▶ [Supplied entries]:
>> Begin
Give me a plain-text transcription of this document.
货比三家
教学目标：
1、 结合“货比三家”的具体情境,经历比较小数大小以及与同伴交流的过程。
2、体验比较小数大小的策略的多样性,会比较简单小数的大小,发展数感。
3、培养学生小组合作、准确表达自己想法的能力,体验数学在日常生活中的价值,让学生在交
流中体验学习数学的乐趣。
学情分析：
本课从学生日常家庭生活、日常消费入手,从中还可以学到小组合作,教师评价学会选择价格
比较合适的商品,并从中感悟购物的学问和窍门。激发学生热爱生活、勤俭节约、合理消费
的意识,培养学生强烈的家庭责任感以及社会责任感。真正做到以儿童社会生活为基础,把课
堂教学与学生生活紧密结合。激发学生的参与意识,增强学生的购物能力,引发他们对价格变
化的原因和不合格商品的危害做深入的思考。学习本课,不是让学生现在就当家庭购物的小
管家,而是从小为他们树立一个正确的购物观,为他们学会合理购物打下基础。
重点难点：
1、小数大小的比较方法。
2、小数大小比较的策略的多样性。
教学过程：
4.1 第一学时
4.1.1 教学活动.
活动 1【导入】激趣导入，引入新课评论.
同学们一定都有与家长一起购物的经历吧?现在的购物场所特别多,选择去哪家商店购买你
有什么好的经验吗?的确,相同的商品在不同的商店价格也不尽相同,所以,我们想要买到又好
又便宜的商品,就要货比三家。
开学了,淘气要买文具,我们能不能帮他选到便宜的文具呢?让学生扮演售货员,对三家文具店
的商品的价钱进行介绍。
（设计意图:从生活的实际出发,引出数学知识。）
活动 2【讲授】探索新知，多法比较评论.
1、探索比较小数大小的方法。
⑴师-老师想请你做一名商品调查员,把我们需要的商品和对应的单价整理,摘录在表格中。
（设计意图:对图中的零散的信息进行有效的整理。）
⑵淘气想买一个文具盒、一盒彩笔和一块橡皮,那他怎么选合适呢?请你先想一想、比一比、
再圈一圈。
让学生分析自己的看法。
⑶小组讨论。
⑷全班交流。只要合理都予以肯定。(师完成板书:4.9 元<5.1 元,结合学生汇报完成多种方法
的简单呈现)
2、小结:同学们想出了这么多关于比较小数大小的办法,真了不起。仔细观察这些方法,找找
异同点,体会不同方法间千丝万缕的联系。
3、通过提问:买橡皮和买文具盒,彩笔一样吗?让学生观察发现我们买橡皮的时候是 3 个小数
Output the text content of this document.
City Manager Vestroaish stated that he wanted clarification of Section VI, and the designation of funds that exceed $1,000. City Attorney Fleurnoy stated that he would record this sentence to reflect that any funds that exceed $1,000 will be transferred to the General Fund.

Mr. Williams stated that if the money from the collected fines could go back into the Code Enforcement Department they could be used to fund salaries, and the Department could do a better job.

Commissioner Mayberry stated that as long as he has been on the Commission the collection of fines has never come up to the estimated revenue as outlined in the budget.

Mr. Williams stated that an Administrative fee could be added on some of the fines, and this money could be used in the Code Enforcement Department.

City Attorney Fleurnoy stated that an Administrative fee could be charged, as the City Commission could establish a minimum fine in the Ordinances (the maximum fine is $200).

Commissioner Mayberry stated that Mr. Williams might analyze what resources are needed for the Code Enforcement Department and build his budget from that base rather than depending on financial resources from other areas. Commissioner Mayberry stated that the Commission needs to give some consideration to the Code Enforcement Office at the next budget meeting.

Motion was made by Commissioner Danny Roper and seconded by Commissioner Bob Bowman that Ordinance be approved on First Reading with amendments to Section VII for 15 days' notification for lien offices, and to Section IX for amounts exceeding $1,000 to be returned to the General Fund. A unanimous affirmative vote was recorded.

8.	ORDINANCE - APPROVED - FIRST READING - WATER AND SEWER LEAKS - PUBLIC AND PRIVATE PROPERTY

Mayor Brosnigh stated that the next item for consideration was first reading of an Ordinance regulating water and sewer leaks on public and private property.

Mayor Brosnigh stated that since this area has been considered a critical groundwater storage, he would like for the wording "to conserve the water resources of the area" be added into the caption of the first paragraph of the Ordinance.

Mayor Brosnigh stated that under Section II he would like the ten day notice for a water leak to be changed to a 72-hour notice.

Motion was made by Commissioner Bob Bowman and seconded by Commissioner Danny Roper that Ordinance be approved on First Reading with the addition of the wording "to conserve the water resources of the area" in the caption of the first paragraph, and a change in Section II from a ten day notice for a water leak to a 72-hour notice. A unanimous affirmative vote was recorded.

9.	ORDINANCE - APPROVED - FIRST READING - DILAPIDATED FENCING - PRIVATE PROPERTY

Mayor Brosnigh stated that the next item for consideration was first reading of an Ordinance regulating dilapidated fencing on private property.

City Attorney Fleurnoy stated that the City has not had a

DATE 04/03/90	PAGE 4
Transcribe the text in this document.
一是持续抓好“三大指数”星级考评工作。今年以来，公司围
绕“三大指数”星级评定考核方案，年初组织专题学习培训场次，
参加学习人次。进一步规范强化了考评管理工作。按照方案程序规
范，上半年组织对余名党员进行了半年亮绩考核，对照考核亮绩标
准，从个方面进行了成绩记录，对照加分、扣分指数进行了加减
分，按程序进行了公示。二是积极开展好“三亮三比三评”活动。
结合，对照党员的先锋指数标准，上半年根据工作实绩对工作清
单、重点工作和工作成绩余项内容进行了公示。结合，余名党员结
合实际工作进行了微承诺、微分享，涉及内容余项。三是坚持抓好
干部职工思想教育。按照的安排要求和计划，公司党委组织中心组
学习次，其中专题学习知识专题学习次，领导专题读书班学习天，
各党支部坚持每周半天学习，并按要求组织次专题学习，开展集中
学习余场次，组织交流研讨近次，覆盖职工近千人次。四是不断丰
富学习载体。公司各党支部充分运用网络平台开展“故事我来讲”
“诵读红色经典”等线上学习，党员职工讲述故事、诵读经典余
>> End
▶ [Given problem]:
Write out exactly the lines starting with the one that holds "Transcribe the text in this document." and running through the last line above.

▶ [Response to the task]:
Transcribe the text in this document.
一是持续抓好“三大指数”星级考评工作。今年以来，公司围
绕“三大指数”星级评定考核方案，年初组织专题学习培训场次，
参加学习人次。进一步规范强化了考评管理工作。按照方案程序规
范，上半年组织对余名党员进行了半年亮绩考核，对照考核亮绩标
准，从个方面进行了成绩记录，对照加分、扣分指数进行了加减
分，按程序进行了公示。二是积极开展好“三亮三比三评”活动。
结合，对照党员的先锋指数标准，上半年根据工作实绩对工作清
单、重点工作和工作成绩余项内容进行了公示。结合，余名党员结
合实际工作进行了微承诺、微分享，涉及内容余项。三是坚持抓好
干部职工思想教育。按照的安排要求和计划，公司党委组织中心组
学习次，其中专题学习知识专题学习次，领导专题读书班学习天，
各党支部坚持每周半天学习，并按要求组织次专题学习，开展集中
学习余场次，组织交流研讨近次，覆盖职工近千人次。四是不断丰
富学习载体。公司各党支部充分运用网络平台开展“故事我来讲”
“诵读红色经典”等线上学习，党员职工讲述故事、诵读经典余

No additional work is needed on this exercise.